# Task description
Every record should be repeated exactly, except that pictures are left out.

# Provided records
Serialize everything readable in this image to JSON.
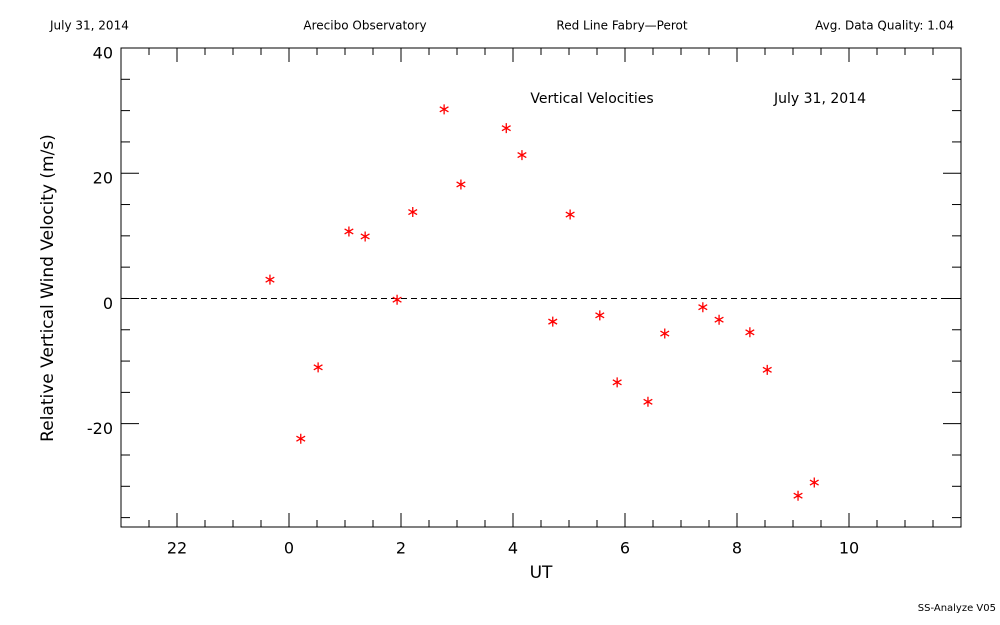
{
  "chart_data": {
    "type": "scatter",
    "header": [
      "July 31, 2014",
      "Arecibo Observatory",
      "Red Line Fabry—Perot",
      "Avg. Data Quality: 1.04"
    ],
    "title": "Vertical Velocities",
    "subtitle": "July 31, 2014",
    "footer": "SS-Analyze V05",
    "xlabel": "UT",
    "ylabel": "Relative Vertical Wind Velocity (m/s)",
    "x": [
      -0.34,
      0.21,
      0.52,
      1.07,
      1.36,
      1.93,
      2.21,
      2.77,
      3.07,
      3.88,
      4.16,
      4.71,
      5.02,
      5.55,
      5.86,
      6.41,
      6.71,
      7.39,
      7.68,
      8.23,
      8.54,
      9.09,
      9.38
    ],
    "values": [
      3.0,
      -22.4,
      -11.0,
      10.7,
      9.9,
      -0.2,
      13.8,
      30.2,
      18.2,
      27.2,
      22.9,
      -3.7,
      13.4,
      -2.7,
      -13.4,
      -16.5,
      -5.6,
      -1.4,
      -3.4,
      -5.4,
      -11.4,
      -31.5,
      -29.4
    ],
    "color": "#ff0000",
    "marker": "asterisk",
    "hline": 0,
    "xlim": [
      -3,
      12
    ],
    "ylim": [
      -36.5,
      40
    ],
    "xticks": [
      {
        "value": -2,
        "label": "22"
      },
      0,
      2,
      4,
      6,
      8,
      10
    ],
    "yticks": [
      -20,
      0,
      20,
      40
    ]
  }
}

# Result for this exercise
Serialize everything readable in this image to JSON.
{
  "chart_data": {
    "type": "scatter",
    "header": [
      "July 31, 2014",
      "Arecibo Observatory",
      "Red Line Fabry—Perot",
      "Avg. Data Quality: 1.04"
    ],
    "title": "Vertical Velocities",
    "subtitle": "July 31, 2014",
    "footer": "SS-Analyze V05",
    "xlabel": "UT",
    "ylabel": "Relative Vertical Wind Velocity (m/s)",
    "x": [
      -0.34,
      0.21,
      0.52,
      1.07,
      1.36,
      1.93,
      2.21,
      2.77,
      3.07,
      3.88,
      4.16,
      4.71,
      5.02,
      5.55,
      5.86,
      6.41,
      6.71,
      7.39,
      7.68,
      8.23,
      8.54,
      9.09,
      9.38
    ],
    "values": [
      3.0,
      -22.4,
      -11.0,
      10.7,
      9.9,
      -0.2,
      13.8,
      30.2,
      18.2,
      27.2,
      22.9,
      -3.7,
      13.4,
      -2.7,
      -13.4,
      -16.5,
      -5.6,
      -1.4,
      -3.4,
      -5.4,
      -11.4,
      -31.5,
      -29.4
    ],
    "color": "#ff0000",
    "marker": "asterisk",
    "hline": 0,
    "xlim": [
      -3,
      12
    ],
    "ylim": [
      -36.5,
      40
    ],
    "xticks": [
      {
        "value": -2,
        "label": "22"
      },
      0,
      2,
      4,
      6,
      8,
      10
    ],
    "yticks": [
      -20,
      0,
      20,
      40
    ]
  }
}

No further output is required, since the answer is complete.